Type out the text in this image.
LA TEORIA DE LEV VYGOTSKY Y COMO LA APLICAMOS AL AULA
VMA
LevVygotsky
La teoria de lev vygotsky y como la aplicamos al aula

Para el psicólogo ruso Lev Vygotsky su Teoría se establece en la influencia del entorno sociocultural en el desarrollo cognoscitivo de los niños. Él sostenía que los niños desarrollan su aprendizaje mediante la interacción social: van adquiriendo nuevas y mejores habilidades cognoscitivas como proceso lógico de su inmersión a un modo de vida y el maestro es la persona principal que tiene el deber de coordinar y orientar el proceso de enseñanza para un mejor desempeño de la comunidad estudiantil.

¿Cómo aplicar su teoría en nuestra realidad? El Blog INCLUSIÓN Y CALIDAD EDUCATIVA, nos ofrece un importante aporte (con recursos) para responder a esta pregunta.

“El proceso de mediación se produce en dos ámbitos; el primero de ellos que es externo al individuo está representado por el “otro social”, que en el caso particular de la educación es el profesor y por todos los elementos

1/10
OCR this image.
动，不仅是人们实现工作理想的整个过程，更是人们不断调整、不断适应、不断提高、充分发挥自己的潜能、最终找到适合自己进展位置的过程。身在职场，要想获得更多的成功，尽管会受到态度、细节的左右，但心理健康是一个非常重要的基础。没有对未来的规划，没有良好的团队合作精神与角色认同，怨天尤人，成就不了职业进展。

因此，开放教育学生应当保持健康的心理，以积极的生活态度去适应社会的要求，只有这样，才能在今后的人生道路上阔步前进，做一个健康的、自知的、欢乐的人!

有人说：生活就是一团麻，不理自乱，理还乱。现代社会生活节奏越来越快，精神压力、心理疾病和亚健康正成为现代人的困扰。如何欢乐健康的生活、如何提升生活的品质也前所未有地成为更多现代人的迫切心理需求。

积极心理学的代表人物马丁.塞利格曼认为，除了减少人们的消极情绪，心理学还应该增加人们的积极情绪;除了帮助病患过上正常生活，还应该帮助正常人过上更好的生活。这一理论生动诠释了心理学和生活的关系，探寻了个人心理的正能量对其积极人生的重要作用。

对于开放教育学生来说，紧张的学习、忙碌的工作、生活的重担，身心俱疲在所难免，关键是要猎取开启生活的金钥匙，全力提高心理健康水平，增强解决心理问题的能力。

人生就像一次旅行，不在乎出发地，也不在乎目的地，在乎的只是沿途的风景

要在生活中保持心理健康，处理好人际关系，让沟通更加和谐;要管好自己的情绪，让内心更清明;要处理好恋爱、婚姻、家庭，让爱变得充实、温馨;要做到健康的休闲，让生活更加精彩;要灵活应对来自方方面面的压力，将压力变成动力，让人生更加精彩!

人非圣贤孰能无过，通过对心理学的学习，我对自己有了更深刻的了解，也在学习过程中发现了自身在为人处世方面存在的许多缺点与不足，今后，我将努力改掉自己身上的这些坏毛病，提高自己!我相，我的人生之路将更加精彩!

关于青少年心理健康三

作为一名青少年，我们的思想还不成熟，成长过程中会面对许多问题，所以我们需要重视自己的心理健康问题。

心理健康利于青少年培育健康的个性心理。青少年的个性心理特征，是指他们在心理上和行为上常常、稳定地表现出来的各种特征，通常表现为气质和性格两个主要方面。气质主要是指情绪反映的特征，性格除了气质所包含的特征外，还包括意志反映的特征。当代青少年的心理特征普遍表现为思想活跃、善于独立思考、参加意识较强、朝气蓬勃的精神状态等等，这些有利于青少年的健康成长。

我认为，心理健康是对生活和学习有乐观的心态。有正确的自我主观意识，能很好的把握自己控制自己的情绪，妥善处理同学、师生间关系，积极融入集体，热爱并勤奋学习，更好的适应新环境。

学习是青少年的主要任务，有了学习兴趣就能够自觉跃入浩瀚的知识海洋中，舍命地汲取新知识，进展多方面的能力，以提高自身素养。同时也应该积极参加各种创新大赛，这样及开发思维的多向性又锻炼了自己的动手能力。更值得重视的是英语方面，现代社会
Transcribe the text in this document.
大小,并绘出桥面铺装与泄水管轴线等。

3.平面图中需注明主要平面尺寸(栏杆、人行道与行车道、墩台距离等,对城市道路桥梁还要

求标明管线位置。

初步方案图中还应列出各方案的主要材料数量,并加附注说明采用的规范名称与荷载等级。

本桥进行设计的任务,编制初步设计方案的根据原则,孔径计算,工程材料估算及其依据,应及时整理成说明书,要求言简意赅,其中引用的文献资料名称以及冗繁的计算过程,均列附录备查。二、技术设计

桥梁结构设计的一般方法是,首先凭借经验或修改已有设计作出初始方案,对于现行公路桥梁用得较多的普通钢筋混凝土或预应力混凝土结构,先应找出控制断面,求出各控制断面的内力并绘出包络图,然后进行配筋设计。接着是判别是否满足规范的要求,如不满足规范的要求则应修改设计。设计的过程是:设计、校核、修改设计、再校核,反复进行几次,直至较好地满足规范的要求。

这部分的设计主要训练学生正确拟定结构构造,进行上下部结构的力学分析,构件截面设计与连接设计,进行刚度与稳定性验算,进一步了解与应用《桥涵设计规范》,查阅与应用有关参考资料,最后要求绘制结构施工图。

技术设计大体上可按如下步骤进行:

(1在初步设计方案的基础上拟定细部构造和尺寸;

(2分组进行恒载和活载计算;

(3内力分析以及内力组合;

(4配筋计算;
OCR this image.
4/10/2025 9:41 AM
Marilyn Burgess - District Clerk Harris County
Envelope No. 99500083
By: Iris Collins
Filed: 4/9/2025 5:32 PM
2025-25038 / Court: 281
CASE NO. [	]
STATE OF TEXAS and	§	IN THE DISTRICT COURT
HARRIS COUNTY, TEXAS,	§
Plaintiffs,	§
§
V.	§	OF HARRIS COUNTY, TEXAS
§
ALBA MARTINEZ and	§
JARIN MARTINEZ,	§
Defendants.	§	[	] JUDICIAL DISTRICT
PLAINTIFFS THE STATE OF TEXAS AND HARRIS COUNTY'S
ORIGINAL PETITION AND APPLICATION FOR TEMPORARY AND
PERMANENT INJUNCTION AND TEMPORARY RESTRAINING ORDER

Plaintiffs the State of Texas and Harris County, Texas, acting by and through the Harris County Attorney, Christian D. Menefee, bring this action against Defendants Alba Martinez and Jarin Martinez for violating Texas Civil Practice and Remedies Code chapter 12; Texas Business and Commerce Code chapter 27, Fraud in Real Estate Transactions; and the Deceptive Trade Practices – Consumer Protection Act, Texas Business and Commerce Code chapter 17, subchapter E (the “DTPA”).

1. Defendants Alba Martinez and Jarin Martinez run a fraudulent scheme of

▶ **Goal**: Each line above must be printed exactly as it appears.

▶ **Solution**:
Type out the text in this image.
LA TEORIA DE LEV VYGOTSKY Y COMO LA APLICAMOS AL AULA
VMA
LevVygotsky
La teoria de lev vygotsky y como la aplicamos al aula

Para el psicólogo ruso Lev Vygotsky su Teoría se establece en la influencia del entorno sociocultural en el desarrollo cognoscitivo de los niños. Él sostenía que los niños desarrollan su aprendizaje mediante la interacción social: van adquiriendo nuevas y mejores habilidades cognoscitivas como proceso lógico de su inmersión a un modo de vida y el maestro es la persona principal que tiene el deber de coordinar y orientar el proceso de enseñanza para un mejor desempeño de la comunidad estudiantil.

¿Cómo aplicar su teoría en nuestra realidad? El Blog INCLUSIÓN Y CALIDAD EDUCATIVA, nos ofrece un importante aporte (con recursos) para responder a esta pregunta.

“El proceso de mediación se produce en dos ámbitos; el primero de ellos que es externo al individuo está representado por el “otro social”, que en el caso particular de la educación es el profesor y por todos los elementos

1/10
OCR this image.
动，不仅是人们实现工作理想的整个过程，更是人们不断调整、不断适应、不断提高、充分发挥自己的潜能、最终找到适合自己进展位置的过程。身在职场，要想获得更多的成功，尽管会受到态度、细节的左右，但心理健康是一个非常重要的基础。没有对未来的规划，没有良好的团队合作精神与角色认同，怨天尤人，成就不了职业进展。

因此，开放教育学生应当保持健康的心理，以积极的生活态度去适应社会的要求，只有这样，才能在今后的人生道路上阔步前进，做一个健康的、自知的、欢乐的人!

有人说：生活就是一团麻，不理自乱，理还乱。现代社会生活节奏越来越快，精神压力、心理疾病和亚健康正成为现代人的困扰。如何欢乐健康的生活、如何提升生活的品质也前所未有地成为更多现代人的迫切心理需求。

积极心理学的代表人物马丁.塞利格曼认为，除了减少人们的消极情绪，心理学还应该增加人们的积极情绪;除了帮助病患过上正常生活，还应该帮助正常人过上更好的生活。这一理论生动诠释了心理学和生活的关系，探寻了个人心理的正能量对其积极人生的重要作用。

对于开放教育学生来说，紧张的学习、忙碌的工作、生活的重担，身心俱疲在所难免，关键是要猎取开启生活的金钥匙，全力提高心理健康水平，增强解决心理问题的能力。

人生就像一次旅行，不在乎出发地，也不在乎目的地，在乎的只是沿途的风景

要在生活中保持心理健康，处理好人际关系，让沟通更加和谐;要管好自己的情绪，让内心更清明;要处理好恋爱、婚姻、家庭，让爱变得充实、温馨;要做到健康的休闲，让生活更加精彩;要灵活应对来自方方面面的压力，将压力变成动力，让人生更加精彩!

人非圣贤孰能无过，通过对心理学的学习，我对自己有了更深刻的了解，也在学习过程中发现了自身在为人处世方面存在的许多缺点与不足，今后，我将努力改掉自己身上的这些坏毛病，提高自己!我相，我的人生之路将更加精彩!

关于青少年心理健康三

作为一名青少年，我们的思想还不成熟，成长过程中会面对许多问题，所以我们需要重视自己的心理健康问题。

心理健康利于青少年培育健康的个性心理。青少年的个性心理特征，是指他们在心理上和行为上常常、稳定地表现出来的各种特征，通常表现为气质和性格两个主要方面。气质主要是指情绪反映的特征，性格除了气质所包含的特征外，还包括意志反映的特征。当代青少年的心理特征普遍表现为思想活跃、善于独立思考、参加意识较强、朝气蓬勃的精神状态等等，这些有利于青少年的健康成长。

我认为，心理健康是对生活和学习有乐观的心态。有正确的自我主观意识，能很好的把握自己控制自己的情绪，妥善处理同学、师生间关系，积极融入集体，热爱并勤奋学习，更好的适应新环境。

学习是青少年的主要任务，有了学习兴趣就能够自觉跃入浩瀚的知识海洋中，舍命地汲取新知识，进展多方面的能力，以提高自身素养。同时也应该积极参加各种创新大赛，这样及开发思维的多向性又锻炼了自己的动手能力。更值得重视的是英语方面，现代社会
Transcribe the text in this document.
大小,并绘出桥面铺装与泄水管轴线等。

3.平面图中需注明主要平面尺寸(栏杆、人行道与行车道、墩台距离等,对城市道路桥梁还要

求标明管线位置。

初步方案图中还应列出各方案的主要材料数量,并加附注说明采用的规范名称与荷载等级。

本桥进行设计的任务,编制初步设计方案的根据原则,孔径计算,工程材料估算及其依据,应及时整理成说明书,要求言简意赅,其中引用的文献资料名称以及冗繁的计算过程,均列附录备查。二、技术设计

桥梁结构设计的一般方法是,首先凭借经验或修改已有设计作出初始方案,对于现行公路桥梁用得较多的普通钢筋混凝土或预应力混凝土结构,先应找出控制断面,求出各控制断面的内力并绘出包络图,然后进行配筋设计。接着是判别是否满足规范的要求,如不满足规范的要求则应修改设计。设计的过程是:设计、校核、修改设计、再校核,反复进行几次,直至较好地满足规范的要求。

这部分的设计主要训练学生正确拟定结构构造,进行上下部结构的力学分析,构件截面设计与连接设计,进行刚度与稳定性验算,进一步了解与应用《桥涵设计规范》,查阅与应用有关参考资料,最后要求绘制结构施工图。

技术设计大体上可按如下步骤进行:

(1在初步设计方案的基础上拟定细部构造和尺寸;

(2分组进行恒载和活载计算;

(3内力分析以及内力组合;

(4配筋计算;
OCR this image.
4/10/2025 9:41 AM
Marilyn Burgess - District Clerk Harris County
Envelope No. 99500083
By: Iris Collins
Filed: 4/9/2025 5:32 PM
2025-25038 / Court: 281
CASE NO. [	]
STATE OF TEXAS and	§	IN THE DISTRICT COURT
HARRIS COUNTY, TEXAS,	§
Plaintiffs,	§
§
V.	§	OF HARRIS COUNTY, TEXAS
§
ALBA MARTINEZ and	§
JARIN MARTINEZ,	§
Defendants.	§	[	] JUDICIAL DISTRICT
PLAINTIFFS THE STATE OF TEXAS AND HARRIS COUNTY'S
ORIGINAL PETITION AND APPLICATION FOR TEMPORARY AND
PERMANENT INJUNCTION AND TEMPORARY RESTRAINING ORDER

Plaintiffs the State of Texas and Harris County, Texas, acting by and through the Harris County Attorney, Christian D. Menefee, bring this action against Defendants Alba Martinez and Jarin Martinez for violating Texas Civil Practice and Remedies Code chapter 12; Texas Business and Commerce Code chapter 27, Fraud in Real Estate Transactions; and the Deceptive Trade Practices – Consumer Protection Act, Texas Business and Commerce Code chapter 17, subchapter E (the “DTPA”).

1. Defendants Alba Martinez and Jarin Martinez run a fraudulent scheme of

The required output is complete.